*Given text*.

★ ★ ★ ★ ★

All of lore.kernel.org
 help / color / mirror / Atom feed
From: Arnaldo Carvalho de Melo <acme@kernel.org>
To: Maksymilian Graczyk <maksymilian.graczyk@cern.ch>
Cc: Namhyung Kim <namhyung@kernel.org>, Jiri Olsa <jolsa@kernel.org>,
	linux-perf-users@vger.kernel.org,
	syclops-project <syclops-project@cern.ch>,
	Guilherme Amadio <guilherme.amadio@cern.ch>,
	Stephan Hageboeck <stephan.hageboeck@cern.ch>
Subject: Re: Broken stack traces with --call-graph=fp and a multi-threaded app due to page faults?
Date: Fri, 10 Nov 2023 12:59:34 -0300	[thread overview]
Message-ID: <ZU5TZiXMUZ4VLOO+@kernel.org> (raw)

★ ★ ★ ★ ★

*Given instruction a*.
From the first listing, reproduce word for word the part that opens with the line containing "legend: Pi68 Z98" and closes with the line containing "x-axis: 0.01 0.1 1 10 (97, 110, 663, 533)".
The email and the two listings after it come from unrelated sources.

★ ★ ★ ★ ★

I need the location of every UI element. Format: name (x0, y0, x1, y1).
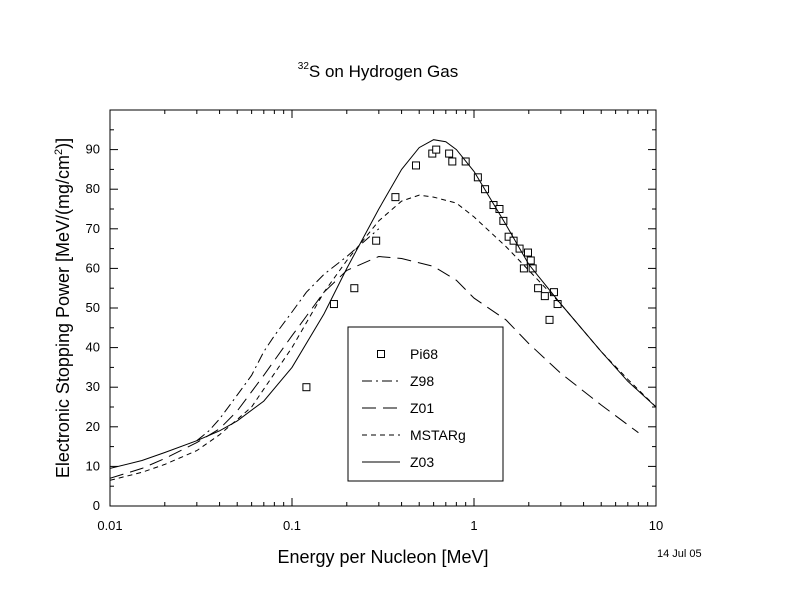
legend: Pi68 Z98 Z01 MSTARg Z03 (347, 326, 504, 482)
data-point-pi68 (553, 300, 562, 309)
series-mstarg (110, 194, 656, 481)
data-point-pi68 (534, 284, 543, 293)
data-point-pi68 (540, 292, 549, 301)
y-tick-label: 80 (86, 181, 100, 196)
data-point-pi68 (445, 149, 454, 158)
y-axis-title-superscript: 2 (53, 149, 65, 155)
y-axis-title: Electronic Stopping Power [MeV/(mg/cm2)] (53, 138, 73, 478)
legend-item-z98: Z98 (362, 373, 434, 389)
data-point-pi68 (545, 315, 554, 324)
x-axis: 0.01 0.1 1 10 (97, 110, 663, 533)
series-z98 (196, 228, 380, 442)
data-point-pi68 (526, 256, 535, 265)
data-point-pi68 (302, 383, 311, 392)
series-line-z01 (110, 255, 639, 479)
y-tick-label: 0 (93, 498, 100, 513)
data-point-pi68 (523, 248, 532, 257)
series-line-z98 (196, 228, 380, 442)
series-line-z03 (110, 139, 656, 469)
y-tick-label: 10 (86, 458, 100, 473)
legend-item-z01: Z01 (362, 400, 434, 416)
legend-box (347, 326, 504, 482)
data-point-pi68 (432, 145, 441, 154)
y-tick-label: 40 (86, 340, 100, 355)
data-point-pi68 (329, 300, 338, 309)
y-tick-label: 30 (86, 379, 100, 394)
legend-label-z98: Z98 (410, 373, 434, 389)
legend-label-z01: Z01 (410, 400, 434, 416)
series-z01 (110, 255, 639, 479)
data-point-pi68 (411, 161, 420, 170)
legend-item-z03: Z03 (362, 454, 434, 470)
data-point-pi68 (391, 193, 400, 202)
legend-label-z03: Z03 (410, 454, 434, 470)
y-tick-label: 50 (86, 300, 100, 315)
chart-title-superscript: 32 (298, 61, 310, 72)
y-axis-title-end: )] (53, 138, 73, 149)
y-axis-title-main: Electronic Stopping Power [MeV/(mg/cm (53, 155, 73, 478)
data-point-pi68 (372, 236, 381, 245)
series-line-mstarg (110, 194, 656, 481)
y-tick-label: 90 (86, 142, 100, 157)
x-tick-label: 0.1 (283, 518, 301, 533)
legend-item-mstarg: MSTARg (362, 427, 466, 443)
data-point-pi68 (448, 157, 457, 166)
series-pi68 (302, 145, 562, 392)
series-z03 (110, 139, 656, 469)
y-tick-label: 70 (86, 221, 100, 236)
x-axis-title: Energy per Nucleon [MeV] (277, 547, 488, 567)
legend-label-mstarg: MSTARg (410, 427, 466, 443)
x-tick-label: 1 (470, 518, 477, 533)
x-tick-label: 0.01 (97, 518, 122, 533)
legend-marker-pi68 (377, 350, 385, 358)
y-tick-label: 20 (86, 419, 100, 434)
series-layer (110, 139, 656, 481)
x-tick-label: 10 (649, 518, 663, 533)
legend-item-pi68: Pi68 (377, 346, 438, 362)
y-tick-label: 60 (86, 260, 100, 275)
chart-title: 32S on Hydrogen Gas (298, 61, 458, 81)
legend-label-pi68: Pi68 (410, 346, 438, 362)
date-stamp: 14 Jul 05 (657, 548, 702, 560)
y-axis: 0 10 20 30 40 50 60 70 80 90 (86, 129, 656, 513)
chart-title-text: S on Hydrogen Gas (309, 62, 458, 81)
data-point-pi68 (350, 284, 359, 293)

★ ★ ★ ★ ★

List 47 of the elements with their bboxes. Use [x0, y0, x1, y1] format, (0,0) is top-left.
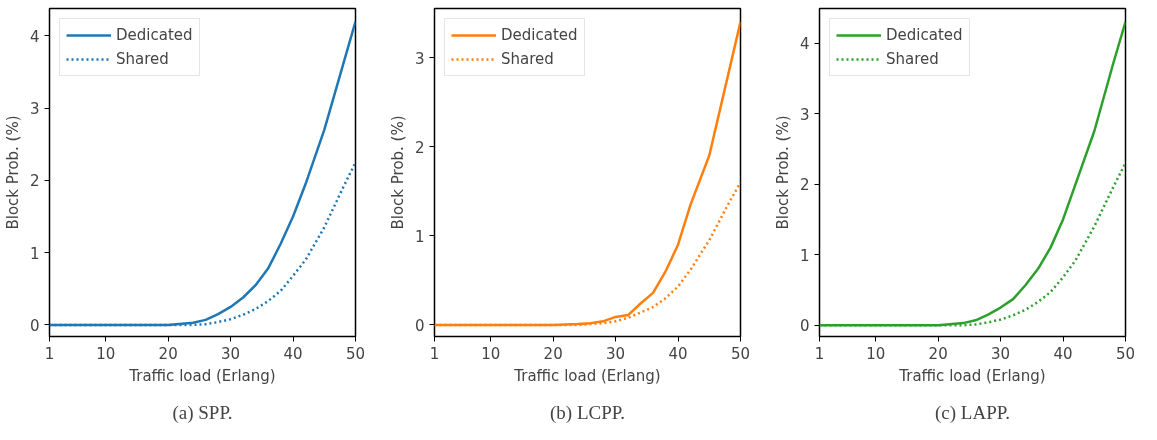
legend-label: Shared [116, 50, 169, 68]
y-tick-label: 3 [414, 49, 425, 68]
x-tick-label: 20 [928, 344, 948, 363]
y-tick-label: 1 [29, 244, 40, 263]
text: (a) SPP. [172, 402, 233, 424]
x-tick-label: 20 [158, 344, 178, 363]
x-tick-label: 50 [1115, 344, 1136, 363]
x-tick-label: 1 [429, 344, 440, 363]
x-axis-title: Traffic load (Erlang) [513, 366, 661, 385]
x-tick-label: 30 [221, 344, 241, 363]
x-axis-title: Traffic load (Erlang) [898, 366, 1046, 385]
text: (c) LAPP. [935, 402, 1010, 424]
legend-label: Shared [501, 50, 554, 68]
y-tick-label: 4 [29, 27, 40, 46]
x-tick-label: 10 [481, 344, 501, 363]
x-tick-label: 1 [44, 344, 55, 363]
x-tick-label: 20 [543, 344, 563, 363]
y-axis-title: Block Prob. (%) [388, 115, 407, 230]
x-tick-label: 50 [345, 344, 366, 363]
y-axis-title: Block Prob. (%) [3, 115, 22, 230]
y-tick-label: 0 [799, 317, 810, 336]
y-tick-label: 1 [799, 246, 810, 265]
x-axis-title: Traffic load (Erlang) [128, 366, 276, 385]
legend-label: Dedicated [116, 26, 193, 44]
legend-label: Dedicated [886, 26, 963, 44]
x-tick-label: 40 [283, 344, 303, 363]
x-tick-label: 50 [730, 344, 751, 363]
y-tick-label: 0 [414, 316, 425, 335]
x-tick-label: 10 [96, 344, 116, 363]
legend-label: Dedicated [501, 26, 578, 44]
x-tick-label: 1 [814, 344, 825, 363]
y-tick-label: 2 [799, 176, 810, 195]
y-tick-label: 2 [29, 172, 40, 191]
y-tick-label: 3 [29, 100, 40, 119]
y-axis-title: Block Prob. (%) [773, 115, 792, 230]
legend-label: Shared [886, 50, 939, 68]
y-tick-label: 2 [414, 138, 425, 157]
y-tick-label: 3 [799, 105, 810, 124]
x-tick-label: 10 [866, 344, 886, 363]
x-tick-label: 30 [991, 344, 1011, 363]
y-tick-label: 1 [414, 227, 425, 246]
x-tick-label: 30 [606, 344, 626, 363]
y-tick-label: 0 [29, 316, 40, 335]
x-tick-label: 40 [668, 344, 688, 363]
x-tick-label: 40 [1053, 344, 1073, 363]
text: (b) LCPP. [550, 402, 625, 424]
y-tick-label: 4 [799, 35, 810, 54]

★ ★ ★ ★ ★

*Given instruction b*.
On what date was the email sent?

*Finished answer a*.
legend: Pi68 Z98 Z01 MSTARg Z03 (347, 326, 504, 482)
data-point-pi68 (553, 300, 562, 309)
series-mstarg (110, 194, 656, 481)
data-point-pi68 (534, 284, 543, 293)
data-point-pi68 (540, 292, 549, 301)
y-tick-label: 80 (86, 181, 100, 196)
data-point-pi68 (445, 149, 454, 158)
y-axis-title-superscript: 2 (53, 149, 65, 155)
y-axis-title: Electronic Stopping Power [MeV/(mg/cm2)] (53, 138, 73, 478)
legend-item-z98: Z98 (362, 373, 434, 389)
data-point-pi68 (545, 315, 554, 324)
x-axis: 0.01 0.1 1 10 (97, 110, 663, 533)

*Finished answer b*.
Friday, November 10, 2023.